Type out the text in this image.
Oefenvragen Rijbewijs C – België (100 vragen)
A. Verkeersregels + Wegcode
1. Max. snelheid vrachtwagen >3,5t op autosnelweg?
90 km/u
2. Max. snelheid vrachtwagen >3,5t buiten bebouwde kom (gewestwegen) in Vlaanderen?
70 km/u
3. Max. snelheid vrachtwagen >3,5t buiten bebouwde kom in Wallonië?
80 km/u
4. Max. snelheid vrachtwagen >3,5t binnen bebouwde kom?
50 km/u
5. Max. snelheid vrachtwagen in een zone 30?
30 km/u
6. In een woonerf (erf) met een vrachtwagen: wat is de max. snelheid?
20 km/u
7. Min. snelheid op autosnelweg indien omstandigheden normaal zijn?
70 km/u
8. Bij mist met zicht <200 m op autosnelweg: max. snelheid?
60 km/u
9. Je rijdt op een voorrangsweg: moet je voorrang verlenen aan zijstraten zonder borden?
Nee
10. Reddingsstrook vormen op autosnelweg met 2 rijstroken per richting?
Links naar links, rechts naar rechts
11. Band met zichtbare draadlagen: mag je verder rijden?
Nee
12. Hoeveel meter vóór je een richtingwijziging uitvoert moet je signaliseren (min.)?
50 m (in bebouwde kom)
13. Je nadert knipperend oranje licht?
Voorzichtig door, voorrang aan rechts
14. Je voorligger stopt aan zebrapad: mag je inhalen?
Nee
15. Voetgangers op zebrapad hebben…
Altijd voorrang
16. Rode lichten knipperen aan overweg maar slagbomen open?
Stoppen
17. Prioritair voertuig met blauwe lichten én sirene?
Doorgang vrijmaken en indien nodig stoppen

——————

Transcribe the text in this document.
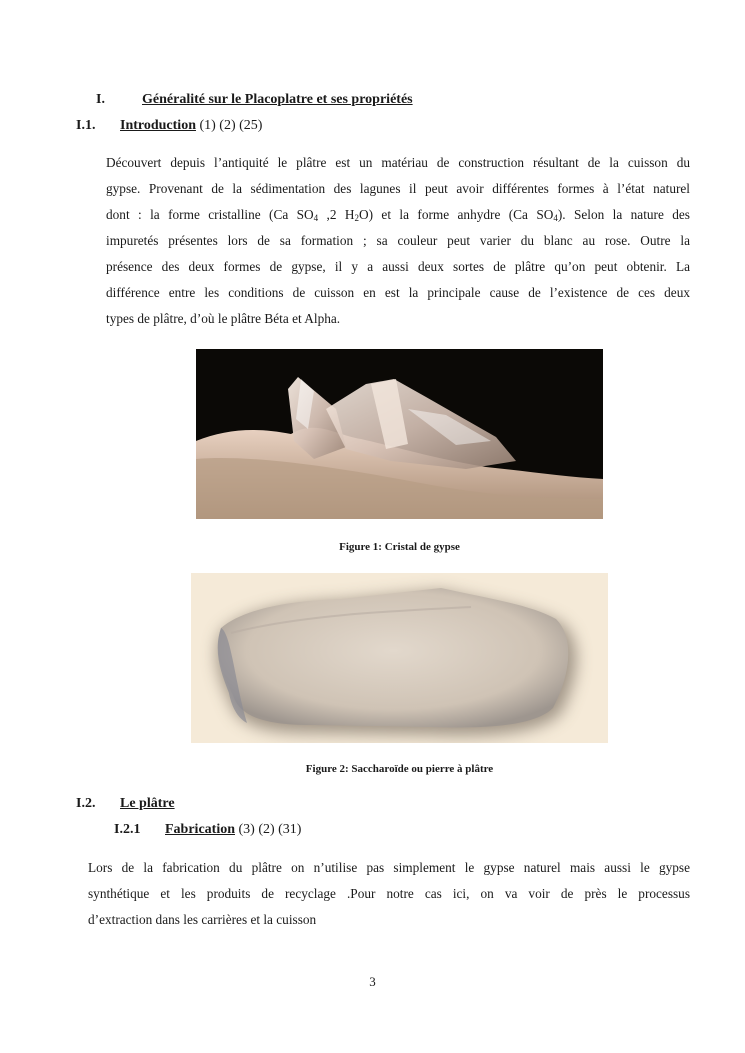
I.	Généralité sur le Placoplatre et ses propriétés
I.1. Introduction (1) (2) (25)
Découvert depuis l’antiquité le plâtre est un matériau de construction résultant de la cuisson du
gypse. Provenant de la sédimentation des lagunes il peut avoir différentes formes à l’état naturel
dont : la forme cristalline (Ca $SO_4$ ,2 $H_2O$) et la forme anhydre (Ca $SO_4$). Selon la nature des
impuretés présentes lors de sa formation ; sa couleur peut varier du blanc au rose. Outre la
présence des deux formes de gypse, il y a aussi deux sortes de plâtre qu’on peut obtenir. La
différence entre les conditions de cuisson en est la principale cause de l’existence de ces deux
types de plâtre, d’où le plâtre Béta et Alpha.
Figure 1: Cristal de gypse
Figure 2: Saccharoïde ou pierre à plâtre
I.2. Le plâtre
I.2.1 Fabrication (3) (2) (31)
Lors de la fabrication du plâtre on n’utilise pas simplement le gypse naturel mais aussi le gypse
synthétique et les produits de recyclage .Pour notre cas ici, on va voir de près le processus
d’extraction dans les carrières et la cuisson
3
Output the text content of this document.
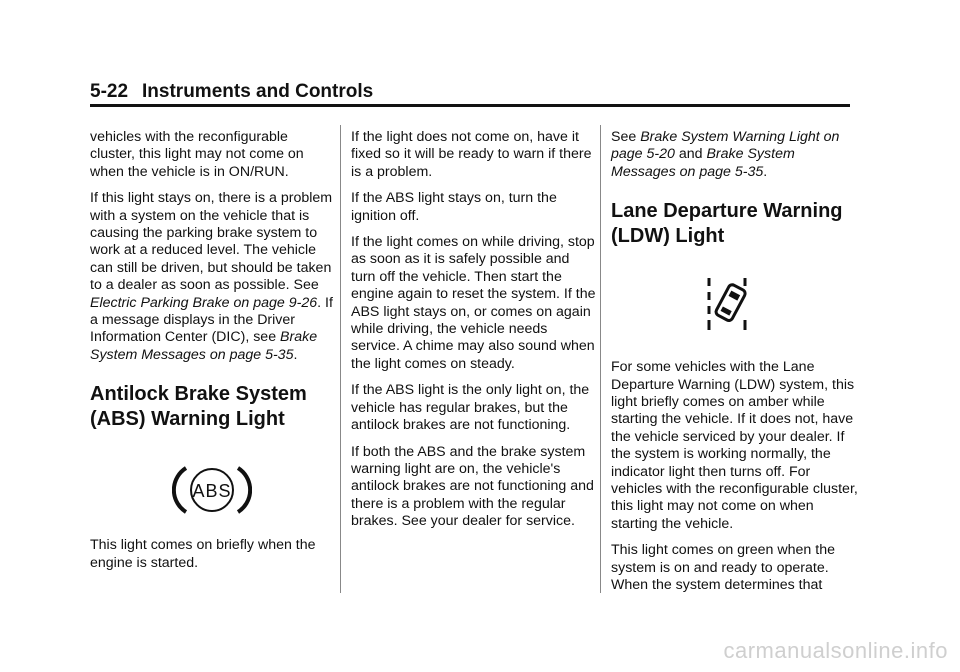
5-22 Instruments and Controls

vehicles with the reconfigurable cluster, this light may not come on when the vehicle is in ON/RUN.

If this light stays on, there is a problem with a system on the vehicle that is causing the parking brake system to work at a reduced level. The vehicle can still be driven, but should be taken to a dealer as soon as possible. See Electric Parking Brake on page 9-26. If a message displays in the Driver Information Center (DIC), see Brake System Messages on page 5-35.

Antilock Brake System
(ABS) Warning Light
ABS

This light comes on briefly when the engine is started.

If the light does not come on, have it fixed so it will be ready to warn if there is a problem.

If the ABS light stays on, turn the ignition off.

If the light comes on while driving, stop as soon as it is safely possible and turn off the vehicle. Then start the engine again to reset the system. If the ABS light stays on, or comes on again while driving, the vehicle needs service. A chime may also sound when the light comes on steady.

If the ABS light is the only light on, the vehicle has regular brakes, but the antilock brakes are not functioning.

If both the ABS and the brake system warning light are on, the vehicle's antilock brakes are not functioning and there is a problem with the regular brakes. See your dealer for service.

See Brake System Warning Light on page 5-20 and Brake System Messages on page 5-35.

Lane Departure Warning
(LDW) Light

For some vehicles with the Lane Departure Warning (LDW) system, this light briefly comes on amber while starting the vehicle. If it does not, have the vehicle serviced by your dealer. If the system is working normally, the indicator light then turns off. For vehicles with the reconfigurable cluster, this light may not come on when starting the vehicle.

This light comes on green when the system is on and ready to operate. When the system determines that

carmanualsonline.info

——————

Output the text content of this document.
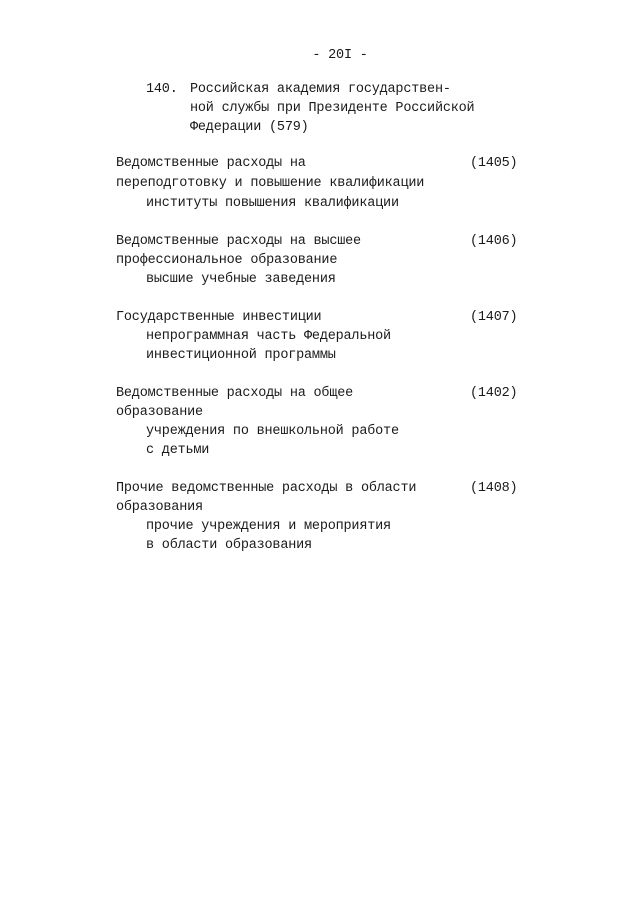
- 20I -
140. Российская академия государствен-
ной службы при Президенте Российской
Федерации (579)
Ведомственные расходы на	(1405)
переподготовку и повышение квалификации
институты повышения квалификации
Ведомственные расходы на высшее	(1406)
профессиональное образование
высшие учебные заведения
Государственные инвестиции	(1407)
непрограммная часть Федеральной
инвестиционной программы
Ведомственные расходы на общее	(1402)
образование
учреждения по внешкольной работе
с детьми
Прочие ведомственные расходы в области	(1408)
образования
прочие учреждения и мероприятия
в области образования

——————

• [EXERCISE DETAILS]: Among the lines of the data, identify those with the word "образования". Copy each of them.

• [EXERCISE RESULT]:
образования
в области образования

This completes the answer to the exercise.